-- Start of PROVIDED DATA --

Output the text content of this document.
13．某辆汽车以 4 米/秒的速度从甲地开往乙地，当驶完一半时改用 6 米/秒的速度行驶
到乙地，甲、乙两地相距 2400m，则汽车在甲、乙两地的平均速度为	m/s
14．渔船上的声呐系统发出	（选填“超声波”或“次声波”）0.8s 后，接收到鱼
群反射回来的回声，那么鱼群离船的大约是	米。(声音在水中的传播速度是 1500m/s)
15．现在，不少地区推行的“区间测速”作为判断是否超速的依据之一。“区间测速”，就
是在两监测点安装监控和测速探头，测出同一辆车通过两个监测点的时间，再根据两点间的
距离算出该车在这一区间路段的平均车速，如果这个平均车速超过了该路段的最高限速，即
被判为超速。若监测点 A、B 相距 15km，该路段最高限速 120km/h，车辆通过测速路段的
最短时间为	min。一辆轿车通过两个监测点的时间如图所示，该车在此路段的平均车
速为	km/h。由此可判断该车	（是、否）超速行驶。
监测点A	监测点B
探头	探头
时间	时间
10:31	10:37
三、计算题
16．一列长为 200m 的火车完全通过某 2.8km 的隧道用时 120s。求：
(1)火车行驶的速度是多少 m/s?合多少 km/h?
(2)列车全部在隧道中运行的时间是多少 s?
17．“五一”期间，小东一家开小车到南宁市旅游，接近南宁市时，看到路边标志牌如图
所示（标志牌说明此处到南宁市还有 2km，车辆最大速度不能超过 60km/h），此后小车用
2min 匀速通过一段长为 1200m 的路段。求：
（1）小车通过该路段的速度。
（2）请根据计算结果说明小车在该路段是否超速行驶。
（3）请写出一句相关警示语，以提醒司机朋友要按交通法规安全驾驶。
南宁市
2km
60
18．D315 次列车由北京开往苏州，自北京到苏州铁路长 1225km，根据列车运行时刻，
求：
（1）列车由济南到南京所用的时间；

-- End of PROVIDED DATA --

Retype all of the entries precisely as they are.

_WORKED ANSWER_
Output the text content of this document.
13．某辆汽车以 4 米/秒的速度从甲地开往乙地，当驶完一半时改用 6 米/秒的速度行驶
到乙地，甲、乙两地相距 2400m，则汽车在甲、乙两地的平均速度为	m/s
14．渔船上的声呐系统发出	（选填“超声波”或“次声波”）0.8s 后，接收到鱼
群反射回来的回声，那么鱼群离船的大约是	米。(声音在水中的传播速度是 1500m/s)
15．现在，不少地区推行的“区间测速”作为判断是否超速的依据之一。“区间测速”，就
是在两监测点安装监控和测速探头，测出同一辆车通过两个监测点的时间，再根据两点间的
距离算出该车在这一区间路段的平均车速，如果这个平均车速超过了该路段的最高限速，即
被判为超速。若监测点 A、B 相距 15km，该路段最高限速 120km/h，车辆通过测速路段的
最短时间为	min。一辆轿车通过两个监测点的时间如图所示，该车在此路段的平均车
速为	km/h。由此可判断该车	（是、否）超速行驶。
监测点A	监测点B
探头	探头
时间	时间
10:31	10:37
三、计算题
16．一列长为 200m 的火车完全通过某 2.8km 的隧道用时 120s。求：
(1)火车行驶的速度是多少 m/s?合多少 km/h?
(2)列车全部在隧道中运行的时间是多少 s?
17．“五一”期间，小东一家开小车到南宁市旅游，接近南宁市时，看到路边标志牌如图
所示（标志牌说明此处到南宁市还有 2km，车辆最大速度不能超过 60km/h），此后小车用
2min 匀速通过一段长为 1200m 的路段。求：
（1）小车通过该路段的速度。
（2）请根据计算结果说明小车在该路段是否超速行驶。
（3）请写出一句相关警示语，以提醒司机朋友要按交通法规安全驾驶。
南宁市
2km
60
18．D315 次列车由北京开往苏州，自北京到苏州铁路长 1225km，根据列车运行时刻，
求：
（1）列车由济南到南京所用的时间；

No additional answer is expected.